* The request
Carry none of the pictures over; set down the material below exactly.

BEGIN

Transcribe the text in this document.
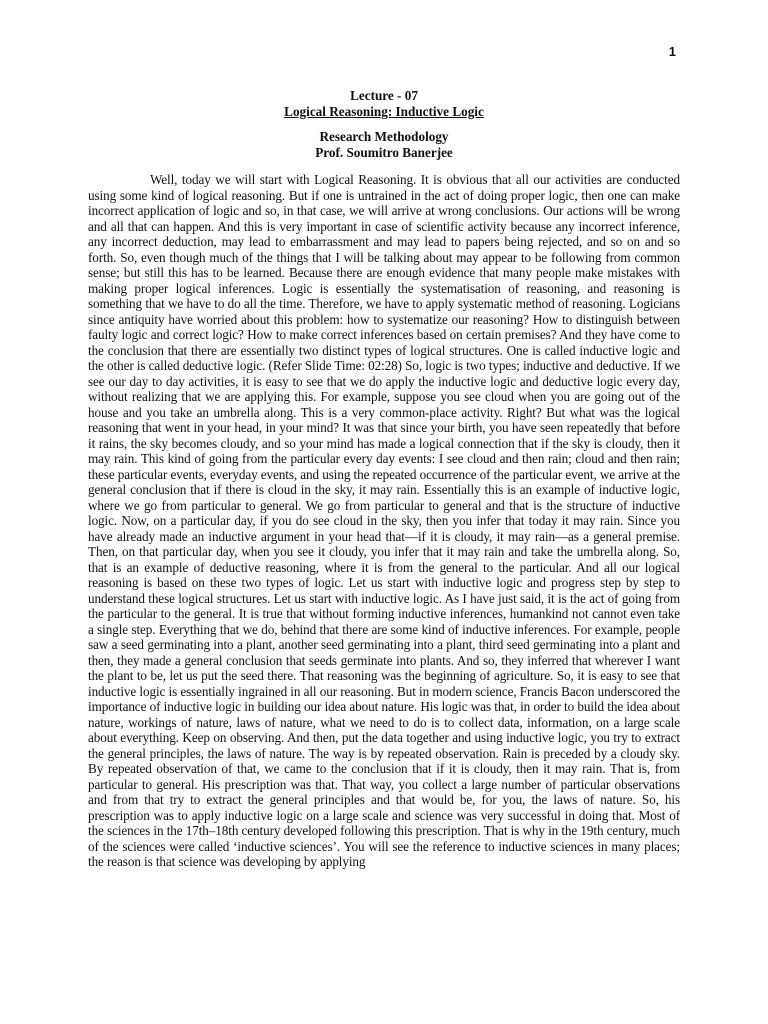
1
Lecture - 07
Logical Reasoning: Inductive Logic
Research Methodology
Prof. Soumitro Banerjee
Well, today we will start with Logical Reasoning. It is obvious that all our activities are conducted using some kind of logical reasoning. But if one is untrained in the act of doing proper logic, then one can make incorrect application of logic and so, in that case, we will arrive at wrong conclusions. Our actions will be wrong and all that can happen. And this is very important in case of scientific activity because any incorrect inference, any incorrect deduction, may lead to embarrassment and may lead to papers being rejected, and so on and so forth. So, even though much of the things that I will be talking about may appear to be following from common sense; but still this has to be learned. Because there are enough evidence that many people make mistakes with making proper logical inferences. Logic is essentially the systematisation of reasoning, and reasoning is something that we have to do all the time. Therefore, we have to apply systematic method of reasoning. Logicians since antiquity have worried about this problem: how to systematize our reasoning? How to distinguish between faulty logic and correct logic? How to make correct inferences based on certain premises? And they have come to the conclusion that there are essentially two distinct types of logical structures. One is called inductive logic and the other is called deductive logic. (Refer Slide Time: 02:28) So, logic is two types; inductive and deductive. If we see our day to day activities, it is easy to see that we do apply the inductive logic and deductive logic every day, without realizing that we are applying this. For example, suppose you see cloud when you are going out of the house and you take an umbrella along. This is a very common-place activity. Right? But what was the logical reasoning that went in your head, in your mind? It was that since your birth, you have seen repeatedly that before it rains, the sky becomes cloudy, and so your mind has made a logical connection that if the sky is cloudy, then it may rain. This kind of going from the particular every day events: I see cloud and then rain; cloud and then rain; these particular events, everyday events, and using the repeated occurrence of the particular event, we arrive at the general conclusion that if there is cloud in the sky, it may rain. Essentially this is an example of inductive logic, where we go from particular to general. We go from particular to general and that is the structure of inductive logic. Now, on a particular day, if you do see cloud in the sky, then you infer that today it may rain. Since you have already made an inductive argument in your head that—if it is cloudy, it may rain—as a general premise. Then, on that particular day, when you see it cloudy, you infer that it may rain and take the umbrella along. So, that is an example of deductive reasoning, where it is from the general to the particular. And all our logical reasoning is based on these two types of logic. Let us start with inductive logic and progress step by step to understand these logical structures. Let us start with inductive logic. As I have just said, it is the act of going from the particular to the general. It is true that without forming inductive inferences, humankind not cannot even take a single step. Everything that we do, behind that there are some kind of inductive inferences. For example, people saw a seed germinating into a plant, another seed germinating into a plant, third seed germinating into a plant and then, they made a general conclusion that seeds germinate into plants. And so, they inferred that wherever I want the plant to be, let us put the seed there. That reasoning was the beginning of agriculture. So, it is easy to see that inductive logic is essentially ingrained in all our reasoning. But in modern science, Francis Bacon underscored the importance of inductive logic in building our idea about nature. His logic was that, in order to build the idea about nature, workings of nature, laws of nature, what we need to do is to collect data, information, on a large scale about everything. Keep on observing. And then, put the data together and using inductive logic, you try to extract the general principles, the laws of nature. The way is by repeated observation. Rain is preceded by a cloudy sky. By repeated observation of that, we came to the conclusion that if it is cloudy, then it may rain. That is, from particular to general. His prescription was that. That way, you collect a large number of particular observations and from that try to extract the general principles and that would be, for you, the laws of nature. So, his prescription was to apply inductive logic on a large scale and science was very successful in doing that. Most of the sciences in the 17th–18th century developed following this prescription. That is why in the 19th century, much of the sciences were called ‘inductive sciences’. You will see the reference to inductive sciences in many places; the reason is that science was developing by applying
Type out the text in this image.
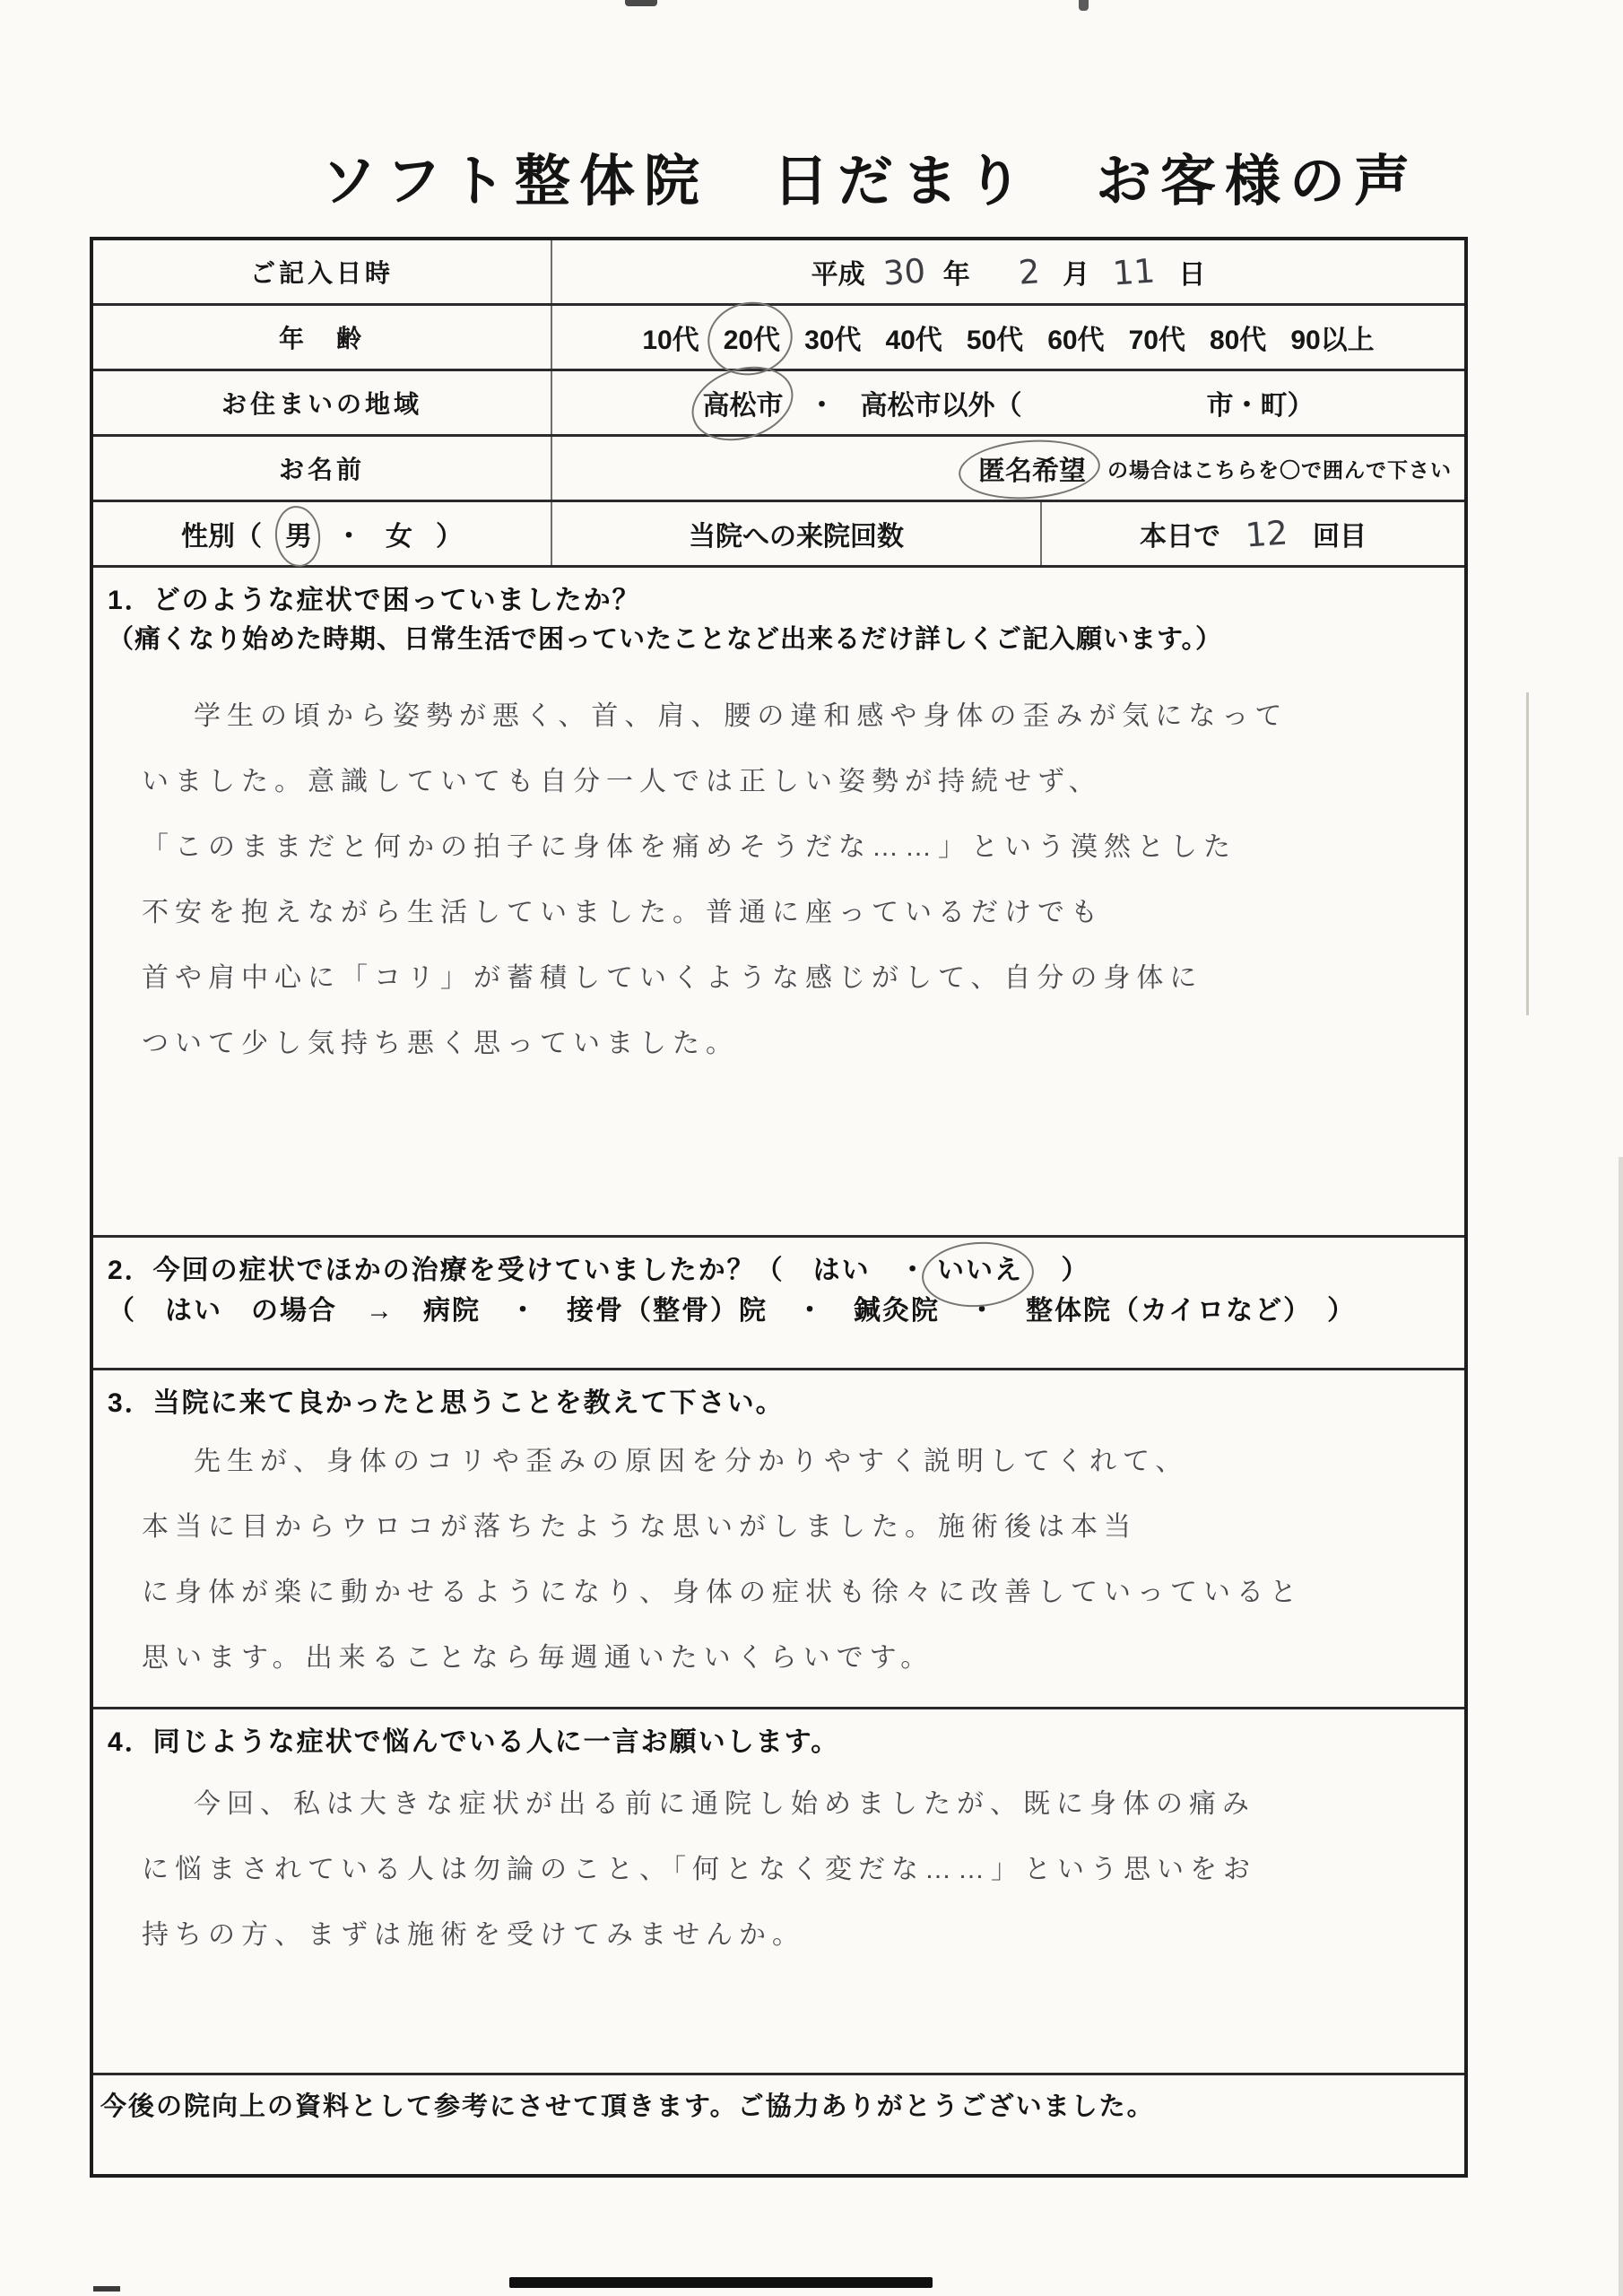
ソフト整体院　日だまり　お客様の声
ご記入日時	平成 30 年 2 月 11 日
年　齢	10代 20代 30代 40代 50代 60代 70代 80代 90以上
お住まいの地域	高松市 ・ 高松市以外（	市・町）
お名前	匿名希望 の場合はこちらを〇で囲んで下さい
性別（ 男 ・ 女 ）	当院への来院回数	本日で 12 回目
1．どのような症状で困っていましたか？
（痛くなり始めた時期、日常生活で困っていたことなど出来るだけ詳しくご記入願います。）
学生の頃から姿勢が悪く、首、肩、腰の違和感や身体の歪みが気になって
いました。意識していても自分一人では正しい姿勢が持続せず、
「このままだと何かの拍子に身体を痛めそうだな……」という漠然とした
不安を抱えながら生活していました。普通に座っているだけでも
首や肩中心に「コリ」が蓄積していくような感じがして、自分の身体に
ついて少し気持ち悪く思っていました。
2．今回の症状でほかの治療を受けていましたか？（　はい　・ いいえ 　）
（　はい　の場合　→　病院　・　接骨（整骨）院　・　鍼灸院　・　整体院（カイロなど）　）
3．当院に来て良かったと思うことを教えて下さい。
先生が、身体のコリや歪みの原因を分かりやすく説明してくれて、
本当に目からウロコが落ちたような思いがしました。施術後は本当
に身体が楽に動かせるようになり、身体の症状も徐々に改善していっていると
思います。出来ることなら毎週通いたいくらいです。
4．同じような症状で悩んでいる人に一言お願いします。
今回、私は大きな症状が出る前に通院し始めましたが、既に身体の痛み
に悩まされている人は勿論のこと、「何となく変だな……」という思いをお
持ちの方、まずは施術を受けてみませんか。
今後の院向上の資料として参考にさせて頂きます。ご協力ありがとうございました。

END

* Answer to the exercise
Transcribe the text in this document.
1
Lecture - 07
Logical Reasoning: Inductive Logic
Research Methodology
Prof. Soumitro Banerjee
Well, today we will start with Logical Reasoning. It is obvious that all our activities are conducted using some kind of logical reasoning. But if one is untrained in the act of doing proper logic, then one can make incorrect application of logic and so, in that case, we will arrive at wrong conclusions. Our actions will be wrong and all that can happen. And this is very important in case of scientific activity because any incorrect inference, any incorrect deduction, may lead to embarrassment and may lead to papers being rejected, and so on and so forth. So, even though much of the things that I will be talking about may appear to be following from common sense; but still this has to be learned. Because there are enough evidence that many people make mistakes with making proper logical inferences. Logic is essentially the systematisation of reasoning, and reasoning is something that we have to do all the time. Therefore, we have to apply systematic method of reasoning. Logicians since antiquity have worried about this problem: how to systematize our reasoning? How to distinguish between faulty logic and correct logic? How to make correct inferences based on certain premises? And they have come to the conclusion that there are essentially two distinct types of logical structures. One is called inductive logic and the other is called deductive logic. (Refer Slide Time: 02:28) So, logic is two types; inductive and deductive. If we see our day to day activities, it is easy to see that we do apply the inductive logic and deductive logic every day, without realizing that we are applying this. For example, suppose you see cloud when you are going out of the house and you take an umbrella along. This is a very common-place activity. Right? But what was the logical reasoning that went in your head, in your mind? It was that since your birth, you have seen repeatedly that before it rains, the sky becomes cloudy, and so your mind has made a logical connection that if the sky is cloudy, then it may rain. This kind of going from the particular every day events: I see cloud and then rain; cloud and then rain; these particular events, everyday events, and using the repeated occurrence of the particular event, we arrive at the general conclusion that if there is cloud in the sky, it may rain. Essentially this is an example of inductive logic, where we go from particular to general. We go from particular to general and that is the structure of inductive logic. Now, on a particular day, if you do see cloud in the sky, then you infer that today it may rain. Since you have already made an inductive argument in your head that—if it is cloudy, it may rain—as a general premise. Then, on that particular day, when you see it cloudy, you infer that it may rain and take the umbrella along. So, that is an example of deductive reasoning, where it is from the general to the particular. And all our logical reasoning is based on these two types of logic. Let us start with inductive logic and progress step by step to understand these logical structures. Let us start with inductive logic. As I have just said, it is the act of going from the particular to the general. It is true that without forming inductive inferences, humankind not cannot even take a single step. Everything that we do, behind that there are some kind of inductive inferences. For example, people saw a seed germinating into a plant, another seed germinating into a plant, third seed germinating into a plant and then, they made a general conclusion that seeds germinate into plants. And so, they inferred that wherever I want the plant to be, let us put the seed there. That reasoning was the beginning of agriculture. So, it is easy to see that inductive logic is essentially ingrained in all our reasoning. But in modern science, Francis Bacon underscored the importance of inductive logic in building our idea about nature. His logic was that, in order to build the idea about nature, workings of nature, laws of nature, what we need to do is to collect data, information, on a large scale about everything. Keep on observing. And then, put the data together and using inductive logic, you try to extract the general principles, the laws of nature. The way is by repeated observation. Rain is preceded by a cloudy sky. By repeated observation of that, we came to the conclusion that if it is cloudy, then it may rain. That is, from particular to general. His prescription was that. That way, you collect a large number of particular observations and from that try to extract the general principles and that would be, for you, the laws of nature. So, his prescription was to apply inductive logic on a large scale and science was very successful in doing that. Most of the sciences in the 17th–18th century developed following this prescription. That is why in the 19th century, much of the sciences were called ‘inductive sciences’. You will see the reference to inductive sciences in many places; the reason is that science was developing by applying
Type out the text in this image.
ソフト整体院　日だまり　お客様の声
ご記入日時	平成 30 年 2 月 11 日
年　齢	10代 20代 30代 40代 50代 60代 70代 80代 90以上
お住まいの地域	高松市 ・ 高松市以外（	市・町）
お名前	匿名希望 の場合はこちらを〇で囲んで下さい
性別（ 男 ・ 女 ）	当院への来院回数	本日で 12 回目
1．どのような症状で困っていましたか？
（痛くなり始めた時期、日常生活で困っていたことなど出来るだけ詳しくご記入願います。）
学生の頃から姿勢が悪く、首、肩、腰の違和感や身体の歪みが気になって
いました。意識していても自分一人では正しい姿勢が持続せず、
「このままだと何かの拍子に身体を痛めそうだな……」という漠然とした
不安を抱えながら生活していました。普通に座っているだけでも
首や肩中心に「コリ」が蓄積していくような感じがして、自分の身体に
ついて少し気持ち悪く思っていました。
2．今回の症状でほかの治療を受けていましたか？（　はい　・ いいえ 　）
（　はい　の場合　→　病院　・　接骨（整骨）院　・　鍼灸院　・　整体院（カイロなど）　）
3．当院に来て良かったと思うことを教えて下さい。
先生が、身体のコリや歪みの原因を分かりやすく説明してくれて、
本当に目からウロコが落ちたような思いがしました。施術後は本当
に身体が楽に動かせるようになり、身体の症状も徐々に改善していっていると
思います。出来ることなら毎週通いたいくらいです。
4．同じような症状で悩んでいる人に一言お願いします。
今回、私は大きな症状が出る前に通院し始めましたが、既に身体の痛み
に悩まされている人は勿論のこと、「何となく変だな……」という思いをお
持ちの方、まずは施術を受けてみませんか。
今後の院向上の資料として参考にさせて頂きます。ご協力ありがとうございました。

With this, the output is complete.